Instruction.
Below is some material; transcribe all of it exactly.

Material.
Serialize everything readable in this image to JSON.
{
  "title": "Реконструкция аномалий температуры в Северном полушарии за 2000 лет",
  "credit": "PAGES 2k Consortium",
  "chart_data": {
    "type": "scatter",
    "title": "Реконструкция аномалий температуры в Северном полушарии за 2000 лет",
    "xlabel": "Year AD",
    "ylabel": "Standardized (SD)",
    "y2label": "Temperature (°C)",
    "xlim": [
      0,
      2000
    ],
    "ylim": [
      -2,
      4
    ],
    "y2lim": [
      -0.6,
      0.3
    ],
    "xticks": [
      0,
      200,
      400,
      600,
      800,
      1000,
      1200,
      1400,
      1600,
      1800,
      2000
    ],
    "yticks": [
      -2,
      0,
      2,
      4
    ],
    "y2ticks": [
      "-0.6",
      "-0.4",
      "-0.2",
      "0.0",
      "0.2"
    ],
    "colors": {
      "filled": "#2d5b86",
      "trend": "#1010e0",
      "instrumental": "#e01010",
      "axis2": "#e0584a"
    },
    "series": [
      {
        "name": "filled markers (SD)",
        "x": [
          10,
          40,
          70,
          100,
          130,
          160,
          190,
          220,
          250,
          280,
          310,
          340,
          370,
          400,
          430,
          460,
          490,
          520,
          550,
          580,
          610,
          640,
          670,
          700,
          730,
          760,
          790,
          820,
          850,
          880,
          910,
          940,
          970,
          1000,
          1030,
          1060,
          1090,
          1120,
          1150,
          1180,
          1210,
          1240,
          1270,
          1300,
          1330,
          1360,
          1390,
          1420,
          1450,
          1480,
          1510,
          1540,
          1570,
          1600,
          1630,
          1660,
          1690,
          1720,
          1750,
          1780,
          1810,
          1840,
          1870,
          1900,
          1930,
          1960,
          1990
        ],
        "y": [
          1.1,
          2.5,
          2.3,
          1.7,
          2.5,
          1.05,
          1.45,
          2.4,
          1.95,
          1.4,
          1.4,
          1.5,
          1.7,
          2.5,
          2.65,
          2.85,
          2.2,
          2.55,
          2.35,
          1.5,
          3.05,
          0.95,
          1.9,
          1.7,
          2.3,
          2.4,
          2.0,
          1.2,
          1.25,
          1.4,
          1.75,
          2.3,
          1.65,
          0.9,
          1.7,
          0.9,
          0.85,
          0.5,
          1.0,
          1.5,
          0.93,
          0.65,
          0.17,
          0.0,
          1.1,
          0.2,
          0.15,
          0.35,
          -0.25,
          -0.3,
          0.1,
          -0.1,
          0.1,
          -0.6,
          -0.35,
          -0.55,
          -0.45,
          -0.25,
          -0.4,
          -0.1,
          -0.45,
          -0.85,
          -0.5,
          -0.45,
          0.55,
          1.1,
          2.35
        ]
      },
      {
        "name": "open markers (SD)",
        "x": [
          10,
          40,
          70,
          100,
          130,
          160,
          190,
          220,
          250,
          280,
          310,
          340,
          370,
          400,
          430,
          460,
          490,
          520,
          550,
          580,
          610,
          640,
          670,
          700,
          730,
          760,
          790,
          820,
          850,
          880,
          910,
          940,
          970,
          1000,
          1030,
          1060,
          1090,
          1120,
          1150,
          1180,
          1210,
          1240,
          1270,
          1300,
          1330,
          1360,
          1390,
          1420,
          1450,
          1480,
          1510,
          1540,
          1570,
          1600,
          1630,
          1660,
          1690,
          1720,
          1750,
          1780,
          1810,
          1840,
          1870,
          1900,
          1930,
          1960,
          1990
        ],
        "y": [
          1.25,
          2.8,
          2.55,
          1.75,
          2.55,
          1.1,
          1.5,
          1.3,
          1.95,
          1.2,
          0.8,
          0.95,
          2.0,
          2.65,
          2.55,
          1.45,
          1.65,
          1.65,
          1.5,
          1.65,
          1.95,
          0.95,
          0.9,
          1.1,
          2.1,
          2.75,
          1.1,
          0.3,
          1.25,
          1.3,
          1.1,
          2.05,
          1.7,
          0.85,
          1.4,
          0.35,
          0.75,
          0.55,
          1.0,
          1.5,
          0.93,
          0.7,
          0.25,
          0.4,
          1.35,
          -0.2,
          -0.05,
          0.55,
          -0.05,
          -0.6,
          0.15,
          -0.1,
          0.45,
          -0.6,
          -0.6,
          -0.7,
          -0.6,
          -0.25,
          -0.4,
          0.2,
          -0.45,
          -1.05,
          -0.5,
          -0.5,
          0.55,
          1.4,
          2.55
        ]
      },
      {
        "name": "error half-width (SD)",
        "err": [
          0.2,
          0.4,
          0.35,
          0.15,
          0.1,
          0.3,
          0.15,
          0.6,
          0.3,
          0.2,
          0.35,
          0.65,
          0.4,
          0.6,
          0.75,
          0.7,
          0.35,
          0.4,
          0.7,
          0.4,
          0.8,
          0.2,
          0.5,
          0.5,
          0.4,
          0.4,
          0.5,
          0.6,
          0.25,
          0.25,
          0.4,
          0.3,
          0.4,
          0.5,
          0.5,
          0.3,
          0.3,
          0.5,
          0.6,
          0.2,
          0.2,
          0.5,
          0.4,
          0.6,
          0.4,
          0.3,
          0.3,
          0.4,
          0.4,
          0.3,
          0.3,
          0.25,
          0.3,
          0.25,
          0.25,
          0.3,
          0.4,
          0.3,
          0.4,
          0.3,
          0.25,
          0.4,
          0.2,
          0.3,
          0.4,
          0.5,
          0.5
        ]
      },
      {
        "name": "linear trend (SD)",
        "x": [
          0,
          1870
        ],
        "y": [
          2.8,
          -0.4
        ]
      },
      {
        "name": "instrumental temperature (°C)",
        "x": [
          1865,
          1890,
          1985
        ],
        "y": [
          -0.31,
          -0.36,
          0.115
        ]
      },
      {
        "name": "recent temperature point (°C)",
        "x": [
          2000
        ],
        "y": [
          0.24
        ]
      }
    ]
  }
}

Task result.
Serialize everything readable in this image to JSON.
{
  "title": "Реконструкция аномалий температуры в Северном полушарии за 2000 лет",
  "credit": "PAGES 2k Consortium",
  "chart_data": {
    "type": "scatter",
    "title": "Реконструкция аномалий температуры в Северном полушарии за 2000 лет",
    "xlabel": "Year AD",
    "ylabel": "Standardized (SD)",
    "y2label": "Temperature (°C)",
    "xlim": [
      0,
      2000
    ],
    "ylim": [
      -2,
      4
    ],
    "y2lim": [
      -0.6,
      0.3
    ],
    "xticks": [
      0,
      200,
      400,
      600,
      800,
      1000,
      1200,
      1400,
      1600,
      1800,
      2000
    ],
    "yticks": [
      -2,
      0,
      2,
      4
    ],
    "y2ticks": [
      "-0.6",
      "-0.4",
      "-0.2",
      "0.0",
      "0.2"
    ],
    "colors": {
      "filled": "#2d5b86",
      "trend": "#1010e0",
      "instrumental": "#e01010",
      "axis2": "#e0584a"
    },
    "series": [
      {
        "name": "filled markers (SD)",
        "x": [
          10,
          40,
          70,
          100,
          130,
          160,
          190,
          220,
          250,
          280,
          310,
          340,
          370,
          400,
          430,
          460,
          490,
          520,
          550,
          580,
          610,
          640,
          670,
          700,
          730,
          760,
          790,
          820,
          850,
          880,
          910,
          940,
          970,
          1000,
          1030,
          1060,
          1090,
          1120,
          1150,
          1180,
          1210,
          1240,
          1270,
          1300,
          1330,
          1360,
          1390,
          1420,
          1450,
          1480,
          1510,
          1540,
          1570,
          1600,
          1630,
          1660,
          1690,
          1720,
          1750,
          1780,
          1810,
          1840,
          1870,
          1900,
          1930,
          1960,
          1990
        ],
        "y": [
          1.1,
          2.5,
          2.3,
          1.7,
          2.5,
          1.05,
          1.45,
          2.4,
          1.95,
          1.4,
          1.4,
          1.5,
          1.7,
          2.5,
          2.65,
          2.85,
          2.2,
          2.55,
          2.35,
          1.5,
          3.05,
          0.95,
          1.9,
          1.7,
          2.3,
          2.4,
          2.0,
          1.2,
          1.25,
          1.4,
          1.75,
          2.3,
          1.65,
          0.9,
          1.7,
          0.9,
          0.85,
          0.5,
          1.0,
          1.5,
          0.93,
          0.65,
          0.17,
          0.0,
          1.1,
          0.2,
          0.15,
          0.35,
          -0.25,
          -0.3,
          0.1,
          -0.1,
          0.1,
          -0.6,
          -0.35,
          -0.55,
          -0.45,
          -0.25,
          -0.4,
          -0.1,
          -0.45,
          -0.85,
          -0.5,
          -0.45,
          0.55,
          1.1,
          2.35
        ]
      },
      {
        "name": "open markers (SD)",
        "x": [
          10,
          40,
          70,
          100,
          130,
          160,
          190,
          220,
          250,
          280,
          310,
          340,
          370,
          400,
          430,
          460,
          490,
          520,
          550,
          580,
          610,
          640,
          670,
          700,
          730,
          760,
          790,
          820,
          850,
          880,
          910,
          940,
          970,
          1000,
          1030,
          1060,
          1090,
          1120,
          1150,
          1180,
          1210,
          1240,
          1270,
          1300,
          1330,
          1360,
          1390,
          1420,
          1450,
          1480,
          1510,
          1540,
          1570,
          1600,
          1630,
          1660,
          1690,
          1720,
          1750,
          1780,
          1810,
          1840,
          1870,
          1900,
          1930,
          1960,
          1990
        ],
        "y": [
          1.25,
          2.8,
          2.55,
          1.75,
          2.55,
          1.1,
          1.5,
          1.3,
          1.95,
          1.2,
          0.8,
          0.95,
          2.0,
          2.65,
          2.55,
          1.45,
          1.65,
          1.65,
          1.5,
          1.65,
          1.95,
          0.95,
          0.9,
          1.1,
          2.1,
          2.75,
          1.1,
          0.3,
          1.25,
          1.3,
          1.1,
          2.05,
          1.7,
          0.85,
          1.4,
          0.35,
          0.75,
          0.55,
          1.0,
          1.5,
          0.93,
          0.7,
          0.25,
          0.4,
          1.35,
          -0.2,
          -0.05,
          0.55,
          -0.05,
          -0.6,
          0.15,
          -0.1,
          0.45,
          -0.6,
          -0.6,
          -0.7,
          -0.6,
          -0.25,
          -0.4,
          0.2,
          -0.45,
          -1.05,
          -0.5,
          -0.5,
          0.55,
          1.4,
          2.55
        ]
      },
      {
        "name": "error half-width (SD)",
        "err": [
          0.2,
          0.4,
          0.35,
          0.15,
          0.1,
          0.3,
          0.15,
          0.6,
          0.3,
          0.2,
          0.35,
          0.65,
          0.4,
          0.6,
          0.75,
          0.7,
          0.35,
          0.4,
          0.7,
          0.4,
          0.8,
          0.2,
          0.5,
          0.5,
          0.4,
          0.4,
          0.5,
          0.6,
          0.25,
          0.25,
          0.4,
          0.3,
          0.4,
          0.5,
          0.5,
          0.3,
          0.3,
          0.5,
          0.6,
          0.2,
          0.2,
          0.5,
          0.4,
          0.6,
          0.4,
          0.3,
          0.3,
          0.4,
          0.4,
          0.3,
          0.3,
          0.25,
          0.3,
          0.25,
          0.25,
          0.3,
          0.4,
          0.3,
          0.4,
          0.3,
          0.25,
          0.4,
          0.2,
          0.3,
          0.4,
          0.5,
          0.5
        ]
      },
      {
        "name": "linear trend (SD)",
        "x": [
          0,
          1870
        ],
        "y": [
          2.8,
          -0.4
        ]
      },
      {
        "name": "instrumental temperature (°C)",
        "x": [
          1865,
          1890,
          1985
        ],
        "y": [
          -0.31,
          -0.36,
          0.115
        ]
      },
      {
        "name": "recent temperature point (°C)",
        "x": [
          2000
        ],
        "y": [
          0.24
        ]
      }
    ]
  }
}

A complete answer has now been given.